YOUR GOAL
Images do not belong in the copy. Retype all the entries below exactly.

Source data
○ ○ ○ ○ ○ ○ ○
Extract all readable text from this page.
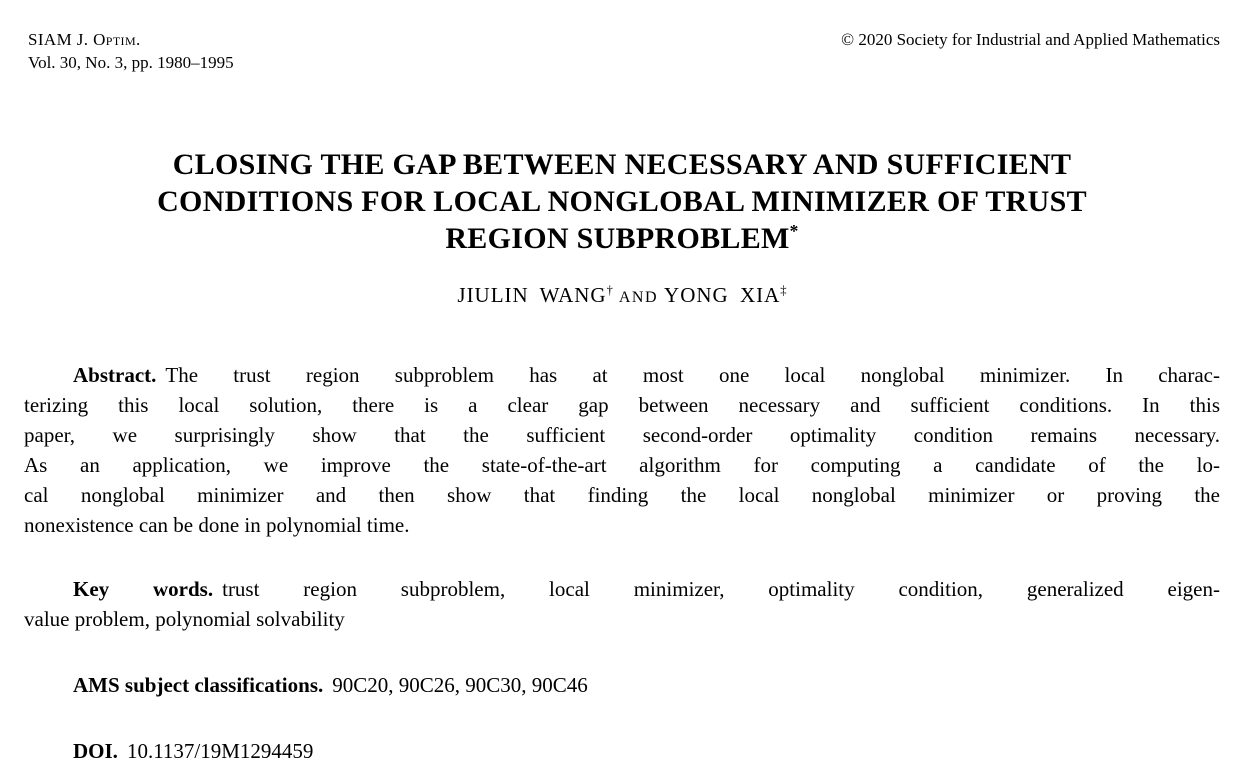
SIAM J. Optim.
Vol. 30, No. 3, pp. 1980–1995
© 2020 Society for Industrial and Applied Mathematics
CLOSING THE GAP BETWEEN NECESSARY AND SUFFICIENT
CONDITIONS FOR LOCAL NONGLOBAL MINIMIZER OF TRUST
REGION SUBPROBLEM*
JIULIN WANG† AND YONG XIA‡
Abstract. The trust region subproblem has at most one local nonglobal minimizer. In charac-
terizing this local solution, there is a clear gap between necessary and sufficient conditions. In this
paper, we surprisingly show that the sufficient second-order optimality condition remains necessary.
As an application, we improve the state-of-the-art algorithm for computing a candidate of the lo-
cal nonglobal minimizer and then show that finding the local nonglobal minimizer or proving the
nonexistence can be done in polynomial time.
Key words. trust region subproblem, local minimizer, optimality condition, generalized eigen-
value problem, polynomial solvability
AMS subject classifications. 90C20, 90C26, 90C30, 90C46
DOI. 10.1137/19M1294459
○ ○ ○ ○ ○ ○ ○
WRITTEN SOLUTION
Extract all readable text from this page.
SIAM J. Optim.
Vol. 30, No. 3, pp. 1980–1995
© 2020 Society for Industrial and Applied Mathematics
CLOSING THE GAP BETWEEN NECESSARY AND SUFFICIENT
CONDITIONS FOR LOCAL NONGLOBAL MINIMIZER OF TRUST
REGION SUBPROBLEM*
JIULIN WANG† AND YONG XIA‡
Abstract. The trust region subproblem has at most one local nonglobal minimizer. In charac-
terizing this local solution, there is a clear gap between necessary and sufficient conditions. In this
paper, we surprisingly show that the sufficient second-order optimality condition remains necessary.
As an application, we improve the state-of-the-art algorithm for computing a candidate of the lo-
cal nonglobal minimizer and then show that finding the local nonglobal minimizer or proving the
nonexistence can be done in polynomial time.
Key words. trust region subproblem, local minimizer, optimality condition, generalized eigen-
value problem, polynomial solvability
AMS subject classifications. 90C20, 90C26, 90C30, 90C46
DOI. 10.1137/19M1294459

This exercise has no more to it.